• _TESTO FORNITO_:

- - - - -

ROMA – Una registrazione tardiva, fuori anche dalla “zona Cesarini”, è costata al titolare di un affittacamere la sospensione della licenza per una settimana. Il provvedimento del Questore è giunto all’esito di una attività d’indagine della Polizia di Stato.
Determinante, nella ricostruzione dei fatti, è stato il sistema Alloggiati Web, che ha segnalato alla sala operativa della Questura di Roma la presenza, in una struttura ricettiva della zona di via Veneto, di una persona destinataria di un ordine di carcerazione emesso dalla procura bergamasca.
Gli accertamenti immediatamente avviati dagli agenti del Commissariato di Polizia di Stato Castro Pretorio hanno tuttavia evidenziato fin da subito una anomalia: l’uomo, formalmente registrato solo in un momento successivo, aveva in realtà soggiornato nella struttura già tre giorni prima.
Il ritardo nella comunicazione ha quindi inciso sulla tempestività dell’intervento, determinando l’avvio di una rapida attività di indagine conclusasi nella localizzazione del ricercato fuori dalla provincia di Roma.
Parallelamente, la violazione degli obblighi di comunicazione – che di fatto avrebbe potuto pregiudicare l’efficacia della azione di polizia – ha determinato l’apertura di una istruttoria a cura della Divisione Amministrativa della Questura, poi sfociata nella adozione, da parte del Questore, di un provvedimento di sospensione della licenza per sette giorni a carico del titolare della struttura.
Sono stati gli stessi agenti del Commissariato di Polizia di Stato ad apporre i sigilli all’ingresso dell’affittacamere.

- - - - -

• _CONSEGNA_:
Rispondi in breve a queste domande sull'articolo sull'affittacamere di via Veneto:
1. Quale sistema ha segnalato alla Questura la presenza dell'uomo nella struttura?
2. Quale procura aveva emesso l'ordine di carcerazione?
3. Per quanti giorni è stata sospesa la licenza?
Le voci che seguono non hanno alcun legame con l'articolo sull'affittacamere di via Veneto.

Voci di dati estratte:

- - - - -

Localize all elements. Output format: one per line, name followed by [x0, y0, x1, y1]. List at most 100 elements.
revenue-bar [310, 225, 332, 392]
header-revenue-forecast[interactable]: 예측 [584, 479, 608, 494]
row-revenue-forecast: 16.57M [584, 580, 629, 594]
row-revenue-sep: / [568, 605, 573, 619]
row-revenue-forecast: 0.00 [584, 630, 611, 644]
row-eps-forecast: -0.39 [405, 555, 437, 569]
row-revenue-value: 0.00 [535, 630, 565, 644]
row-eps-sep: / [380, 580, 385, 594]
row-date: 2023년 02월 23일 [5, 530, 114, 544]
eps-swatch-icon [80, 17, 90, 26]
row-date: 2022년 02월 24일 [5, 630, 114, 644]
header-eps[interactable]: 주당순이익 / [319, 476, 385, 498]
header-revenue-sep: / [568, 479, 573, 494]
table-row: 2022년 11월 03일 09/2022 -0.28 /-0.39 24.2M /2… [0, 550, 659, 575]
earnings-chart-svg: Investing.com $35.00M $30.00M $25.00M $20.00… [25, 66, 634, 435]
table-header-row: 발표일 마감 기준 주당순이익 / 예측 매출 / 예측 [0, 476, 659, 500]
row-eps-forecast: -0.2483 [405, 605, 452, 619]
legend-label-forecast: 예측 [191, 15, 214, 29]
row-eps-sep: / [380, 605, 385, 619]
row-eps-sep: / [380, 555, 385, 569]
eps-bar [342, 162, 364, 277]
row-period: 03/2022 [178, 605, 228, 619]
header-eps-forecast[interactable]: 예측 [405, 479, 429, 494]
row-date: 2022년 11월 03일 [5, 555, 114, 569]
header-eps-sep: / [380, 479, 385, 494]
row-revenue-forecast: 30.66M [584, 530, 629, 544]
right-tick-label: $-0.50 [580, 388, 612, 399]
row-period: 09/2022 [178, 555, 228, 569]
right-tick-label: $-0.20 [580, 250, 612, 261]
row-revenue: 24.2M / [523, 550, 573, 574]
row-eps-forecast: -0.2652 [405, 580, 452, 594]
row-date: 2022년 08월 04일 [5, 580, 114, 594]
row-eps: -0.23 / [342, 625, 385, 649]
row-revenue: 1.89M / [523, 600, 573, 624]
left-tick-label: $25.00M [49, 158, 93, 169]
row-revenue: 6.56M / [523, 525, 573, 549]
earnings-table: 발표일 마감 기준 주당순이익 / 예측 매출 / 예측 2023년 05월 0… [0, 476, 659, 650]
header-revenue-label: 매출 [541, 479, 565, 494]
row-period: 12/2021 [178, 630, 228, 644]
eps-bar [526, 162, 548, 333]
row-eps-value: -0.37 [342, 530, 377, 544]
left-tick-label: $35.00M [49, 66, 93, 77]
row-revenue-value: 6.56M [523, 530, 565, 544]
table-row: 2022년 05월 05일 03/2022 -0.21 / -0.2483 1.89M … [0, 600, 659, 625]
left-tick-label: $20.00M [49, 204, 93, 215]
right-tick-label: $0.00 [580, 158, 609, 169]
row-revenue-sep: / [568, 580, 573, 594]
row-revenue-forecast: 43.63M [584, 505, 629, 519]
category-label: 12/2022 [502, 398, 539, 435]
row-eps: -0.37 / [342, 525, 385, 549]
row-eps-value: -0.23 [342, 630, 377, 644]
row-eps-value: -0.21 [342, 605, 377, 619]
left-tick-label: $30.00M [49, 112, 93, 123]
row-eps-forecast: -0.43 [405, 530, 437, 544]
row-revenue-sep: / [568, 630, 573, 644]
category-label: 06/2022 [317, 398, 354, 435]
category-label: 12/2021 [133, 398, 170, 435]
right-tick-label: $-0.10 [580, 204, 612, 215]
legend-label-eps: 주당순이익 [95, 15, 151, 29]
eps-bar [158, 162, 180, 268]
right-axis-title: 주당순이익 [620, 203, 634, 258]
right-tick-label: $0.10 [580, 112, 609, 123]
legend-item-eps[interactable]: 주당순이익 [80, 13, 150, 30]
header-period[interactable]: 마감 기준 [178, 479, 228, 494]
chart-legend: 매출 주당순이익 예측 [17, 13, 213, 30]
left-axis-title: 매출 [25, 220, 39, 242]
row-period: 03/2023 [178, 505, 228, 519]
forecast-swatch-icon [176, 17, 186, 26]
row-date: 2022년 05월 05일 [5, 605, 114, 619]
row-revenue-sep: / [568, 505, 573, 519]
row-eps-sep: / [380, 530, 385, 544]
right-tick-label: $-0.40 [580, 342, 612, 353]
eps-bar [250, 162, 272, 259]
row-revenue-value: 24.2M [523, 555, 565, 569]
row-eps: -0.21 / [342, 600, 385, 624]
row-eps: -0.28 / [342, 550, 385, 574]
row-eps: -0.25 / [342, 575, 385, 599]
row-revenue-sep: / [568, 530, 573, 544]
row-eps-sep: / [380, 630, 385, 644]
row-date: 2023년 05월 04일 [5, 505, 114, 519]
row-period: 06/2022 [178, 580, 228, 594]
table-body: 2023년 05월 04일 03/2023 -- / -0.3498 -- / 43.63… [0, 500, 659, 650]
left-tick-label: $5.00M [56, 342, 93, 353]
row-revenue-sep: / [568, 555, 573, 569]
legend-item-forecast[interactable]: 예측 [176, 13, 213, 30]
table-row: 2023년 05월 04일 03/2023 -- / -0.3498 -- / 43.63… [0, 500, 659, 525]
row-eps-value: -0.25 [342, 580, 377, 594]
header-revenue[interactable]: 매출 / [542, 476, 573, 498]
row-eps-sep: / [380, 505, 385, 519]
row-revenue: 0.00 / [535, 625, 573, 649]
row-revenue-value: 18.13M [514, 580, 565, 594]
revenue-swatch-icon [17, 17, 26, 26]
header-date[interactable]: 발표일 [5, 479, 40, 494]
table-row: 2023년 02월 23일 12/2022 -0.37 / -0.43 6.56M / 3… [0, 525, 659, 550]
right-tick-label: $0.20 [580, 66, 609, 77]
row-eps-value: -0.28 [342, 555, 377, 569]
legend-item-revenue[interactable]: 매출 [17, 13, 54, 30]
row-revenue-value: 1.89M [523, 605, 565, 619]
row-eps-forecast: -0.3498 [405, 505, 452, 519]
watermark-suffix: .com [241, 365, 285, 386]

- - - - -

• _SOLUZIONE_:
1. Il sistema Alloggiati Web.
2. La procura bergamasca.
3. Per sette giorni.